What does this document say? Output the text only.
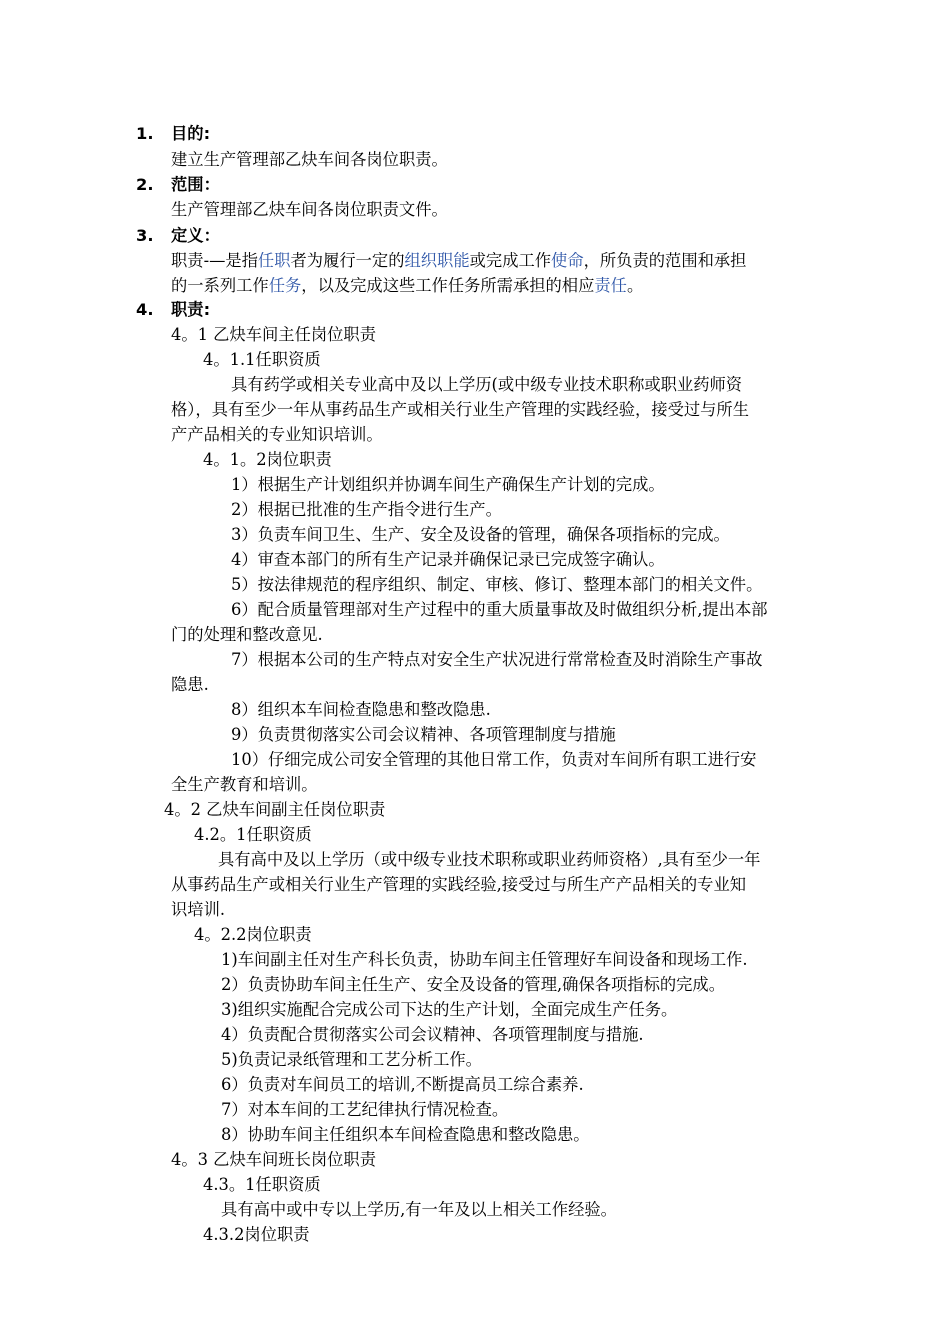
1. 目的:
建立生产管理部乙炔车间各岗位职责。
2. 范围：
生产管理部乙炔车间各岗位职责文件。
3. 定义：
职责-—是指任职者为履行一定的组织职能或完成工作使命，所负责的范围和承担
的一系列工作任务，以及完成这些工作任务所需承担的相应责任。
4. 职责:
4。1 乙炔车间主任岗位职责
4。1.1任职资质
具有药学或相关专业高中及以上学历(或中级专业技术职称或职业药师资
格），具有至少一年从事药品生产或相关行业生产管理的实践经验，接受过与所生
产产品相关的专业知识培训。
4。1。2岗位职责
1）根据生产计划组织并协调车间生产确保生产计划的完成。
2）根据已批准的生产指令进行生产。
3）负责车间卫生、生产、安全及设备的管理，确保各项指标的完成。
4）审查本部门的所有生产记录并确保记录已完成签字确认。
5）按法律规范的程序组织、制定、审核、修订、整理本部门的相关文件。
6）配合质量管理部对生产过程中的重大质量事故及时做组织分析,提出本部
门的处理和整改意见.
7）根据本公司的生产特点对安全生产状况进行常常检查及时消除生产事故
隐患.
8）组织本车间检查隐患和整改隐患.
9）负责贯彻落实公司会议精神、各项管理制度与措施
10）仔细完成公司安全管理的其他日常工作，负责对车间所有职工进行安
全生产教育和培训。
4。2 乙炔车间副主任岗位职责
4.2。1任职资质
具有高中及以上学历（或中级专业技术职称或职业药师资格）,具有至少一年
从事药品生产或相关行业生产管理的实践经验,接受过与所生产产品相关的专业知
识培训.
4。2.2岗位职责
1)车间副主任对生产科长负责，协助车间主任管理好车间设备和现场工作.
2）负责协助车间主任生产、安全及设备的管理,确保各项指标的完成。
3)组织实施配合完成公司下达的生产计划，全面完成生产任务。
4）负责配合贯彻落实公司会议精神、各项管理制度与措施.
5)负责记录纸管理和工艺分析工作。
6）负责对车间员工的培训,不断提高员工综合素养.
7）对本车间的工艺纪律执行情况检查。
8）协助车间主任组织本车间检查隐患和整改隐患。
4。3 乙炔车间班长岗位职责
4.3。1任职资质
具有高中或中专以上学历,有一年及以上相关工作经验。
4.3.2岗位职责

=-=-=

_STATED TASK_. Reproduce each entry precisely, dropping only the pictures.

_TASK OUTPUT_.
What does this document say? Output the text only.
1. 目的:
建立生产管理部乙炔车间各岗位职责。
2. 范围：
生产管理部乙炔车间各岗位职责文件。
3. 定义：
职责-—是指任职者为履行一定的组织职能或完成工作使命，所负责的范围和承担
的一系列工作任务，以及完成这些工作任务所需承担的相应责任。
4. 职责:
4。1 乙炔车间主任岗位职责
4。1.1任职资质
具有药学或相关专业高中及以上学历(或中级专业技术职称或职业药师资
格），具有至少一年从事药品生产或相关行业生产管理的实践经验，接受过与所生
产产品相关的专业知识培训。
4。1。2岗位职责
1）根据生产计划组织并协调车间生产确保生产计划的完成。
2）根据已批准的生产指令进行生产。
3）负责车间卫生、生产、安全及设备的管理，确保各项指标的完成。
4）审查本部门的所有生产记录并确保记录已完成签字确认。
5）按法律规范的程序组织、制定、审核、修订、整理本部门的相关文件。
6）配合质量管理部对生产过程中的重大质量事故及时做组织分析,提出本部
门的处理和整改意见.
7）根据本公司的生产特点对安全生产状况进行常常检查及时消除生产事故
隐患.
8）组织本车间检查隐患和整改隐患.
9）负责贯彻落实公司会议精神、各项管理制度与措施
10）仔细完成公司安全管理的其他日常工作，负责对车间所有职工进行安
全生产教育和培训。
4。2 乙炔车间副主任岗位职责
4.2。1任职资质
具有高中及以上学历（或中级专业技术职称或职业药师资格）,具有至少一年
从事药品生产或相关行业生产管理的实践经验,接受过与所生产产品相关的专业知
识培训.
4。2.2岗位职责
1)车间副主任对生产科长负责，协助车间主任管理好车间设备和现场工作.
2）负责协助车间主任生产、安全及设备的管理,确保各项指标的完成。
3)组织实施配合完成公司下达的生产计划，全面完成生产任务。
4）负责配合贯彻落实公司会议精神、各项管理制度与措施.
5)负责记录纸管理和工艺分析工作。
6）负责对车间员工的培训,不断提高员工综合素养.
7）对本车间的工艺纪律执行情况检查。
8）协助车间主任组织本车间检查隐患和整改隐患。
4。3 乙炔车间班长岗位职责
4.3。1任职资质
具有高中或中专以上学历,有一年及以上相关工作经验。
4.3.2岗位职责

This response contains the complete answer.